• [The task]:
Pull out every line from the listing that has the word "this".

• [Input data]:
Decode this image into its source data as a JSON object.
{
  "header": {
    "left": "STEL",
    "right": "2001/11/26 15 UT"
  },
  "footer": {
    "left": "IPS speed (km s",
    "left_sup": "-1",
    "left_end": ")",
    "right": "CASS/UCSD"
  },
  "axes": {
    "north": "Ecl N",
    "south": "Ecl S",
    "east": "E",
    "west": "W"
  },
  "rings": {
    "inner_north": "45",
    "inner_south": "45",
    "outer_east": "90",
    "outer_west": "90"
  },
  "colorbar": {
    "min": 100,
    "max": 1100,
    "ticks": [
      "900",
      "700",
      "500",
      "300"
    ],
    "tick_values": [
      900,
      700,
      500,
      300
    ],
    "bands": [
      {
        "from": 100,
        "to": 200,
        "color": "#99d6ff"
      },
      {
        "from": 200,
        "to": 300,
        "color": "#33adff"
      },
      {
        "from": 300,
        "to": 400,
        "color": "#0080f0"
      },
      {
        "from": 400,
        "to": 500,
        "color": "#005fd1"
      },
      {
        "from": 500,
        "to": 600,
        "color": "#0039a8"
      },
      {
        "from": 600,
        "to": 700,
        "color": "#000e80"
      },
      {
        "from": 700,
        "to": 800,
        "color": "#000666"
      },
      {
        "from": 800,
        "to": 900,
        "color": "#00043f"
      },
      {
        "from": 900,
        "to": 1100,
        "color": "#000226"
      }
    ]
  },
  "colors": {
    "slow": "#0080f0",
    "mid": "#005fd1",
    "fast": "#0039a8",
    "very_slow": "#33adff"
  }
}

---

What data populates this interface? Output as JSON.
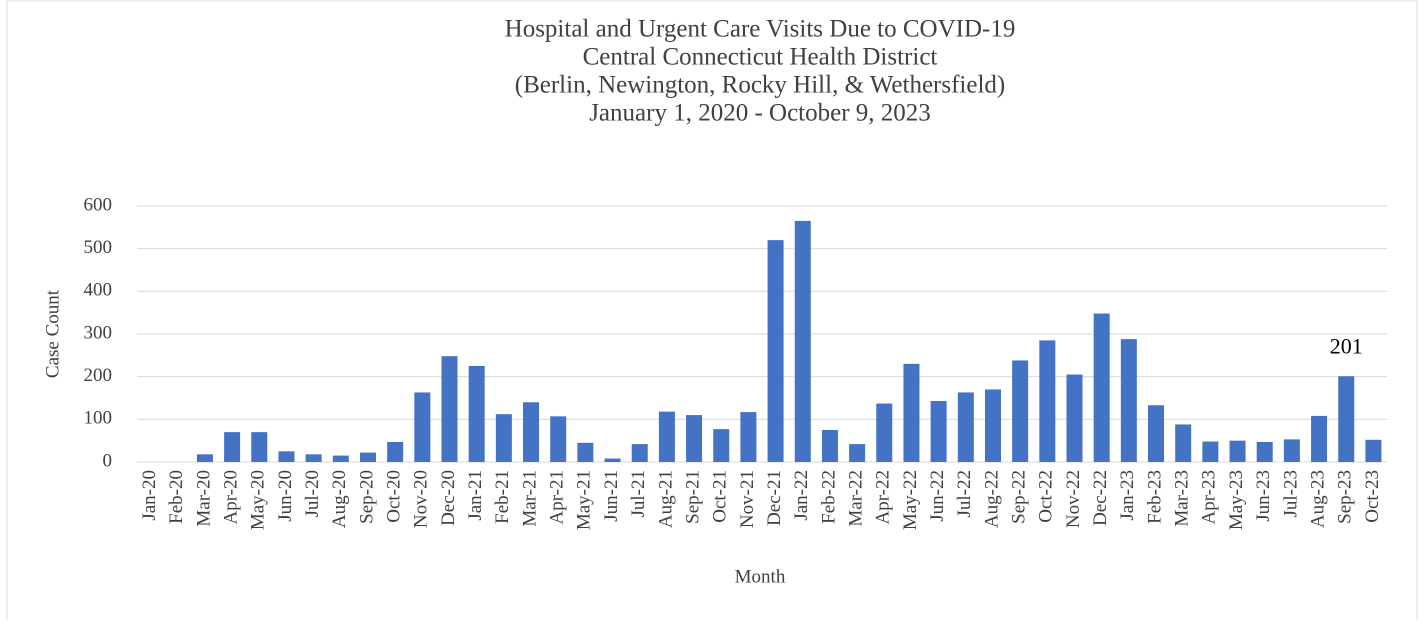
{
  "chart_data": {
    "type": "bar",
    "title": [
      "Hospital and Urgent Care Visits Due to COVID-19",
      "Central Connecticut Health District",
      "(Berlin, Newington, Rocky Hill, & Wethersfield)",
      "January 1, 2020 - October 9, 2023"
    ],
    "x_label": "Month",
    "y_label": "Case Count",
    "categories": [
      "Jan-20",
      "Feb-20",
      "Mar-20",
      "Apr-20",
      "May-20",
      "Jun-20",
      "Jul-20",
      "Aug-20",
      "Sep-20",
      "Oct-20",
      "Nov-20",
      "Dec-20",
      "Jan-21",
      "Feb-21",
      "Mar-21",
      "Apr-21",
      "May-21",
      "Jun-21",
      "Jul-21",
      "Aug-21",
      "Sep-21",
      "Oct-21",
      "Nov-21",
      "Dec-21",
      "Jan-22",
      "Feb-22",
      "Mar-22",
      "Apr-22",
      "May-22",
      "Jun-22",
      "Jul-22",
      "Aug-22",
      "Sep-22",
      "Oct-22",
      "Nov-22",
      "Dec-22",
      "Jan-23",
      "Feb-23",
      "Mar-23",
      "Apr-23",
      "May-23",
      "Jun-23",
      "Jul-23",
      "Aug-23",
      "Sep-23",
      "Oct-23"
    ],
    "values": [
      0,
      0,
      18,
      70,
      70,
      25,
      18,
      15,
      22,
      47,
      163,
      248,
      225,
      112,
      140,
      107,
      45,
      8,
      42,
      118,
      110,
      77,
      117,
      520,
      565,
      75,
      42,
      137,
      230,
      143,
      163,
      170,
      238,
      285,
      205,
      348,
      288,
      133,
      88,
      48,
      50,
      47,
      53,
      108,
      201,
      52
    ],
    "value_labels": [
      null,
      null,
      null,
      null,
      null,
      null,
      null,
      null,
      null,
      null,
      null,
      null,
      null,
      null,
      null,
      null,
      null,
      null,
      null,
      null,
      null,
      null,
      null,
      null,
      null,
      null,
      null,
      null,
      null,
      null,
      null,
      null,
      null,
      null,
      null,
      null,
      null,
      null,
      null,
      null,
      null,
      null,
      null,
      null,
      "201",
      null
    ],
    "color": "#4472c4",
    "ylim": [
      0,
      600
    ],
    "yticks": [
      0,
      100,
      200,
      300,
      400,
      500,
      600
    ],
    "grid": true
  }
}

==

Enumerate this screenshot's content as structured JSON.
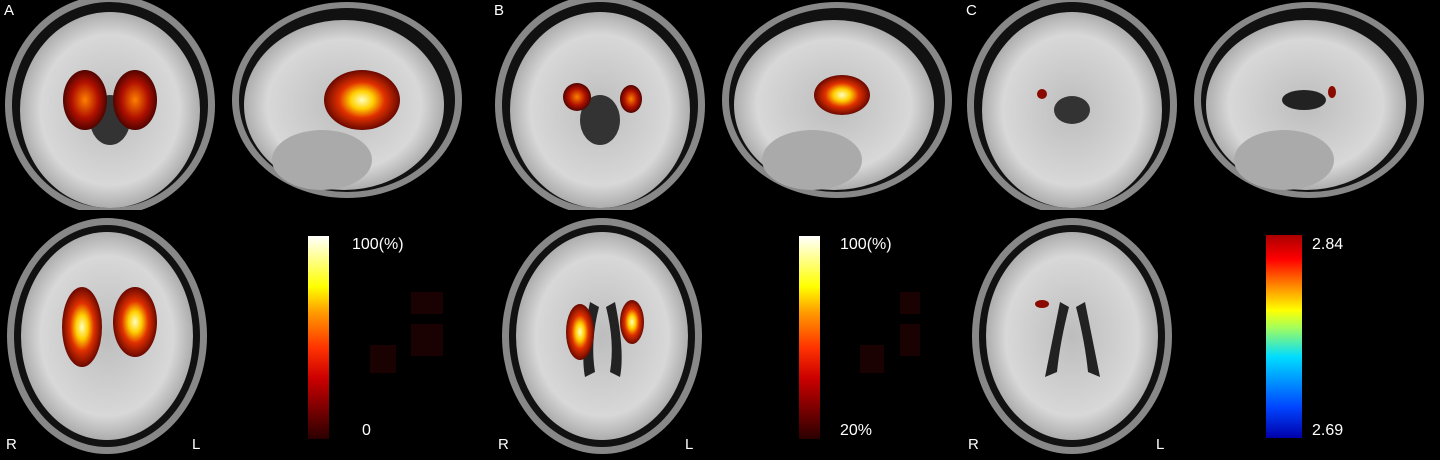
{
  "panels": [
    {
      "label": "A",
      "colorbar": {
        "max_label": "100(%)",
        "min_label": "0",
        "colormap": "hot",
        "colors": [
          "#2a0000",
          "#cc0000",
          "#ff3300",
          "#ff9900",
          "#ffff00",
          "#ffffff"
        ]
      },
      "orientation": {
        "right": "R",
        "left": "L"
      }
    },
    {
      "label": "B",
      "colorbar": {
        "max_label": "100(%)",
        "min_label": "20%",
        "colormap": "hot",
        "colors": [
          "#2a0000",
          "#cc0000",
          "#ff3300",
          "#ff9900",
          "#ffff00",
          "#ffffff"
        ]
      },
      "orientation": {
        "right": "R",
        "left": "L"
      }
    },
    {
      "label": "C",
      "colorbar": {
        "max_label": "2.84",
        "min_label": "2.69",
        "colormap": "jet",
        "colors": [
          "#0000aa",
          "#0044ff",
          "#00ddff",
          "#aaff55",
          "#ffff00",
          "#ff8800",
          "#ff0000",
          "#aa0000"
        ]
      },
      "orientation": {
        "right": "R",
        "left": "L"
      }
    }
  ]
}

• [Written response]:
Decode this image into its source data as a JSON object.
What data populates this interface? Output as JSON.
Enumerate this screenshot's content as structured JSON.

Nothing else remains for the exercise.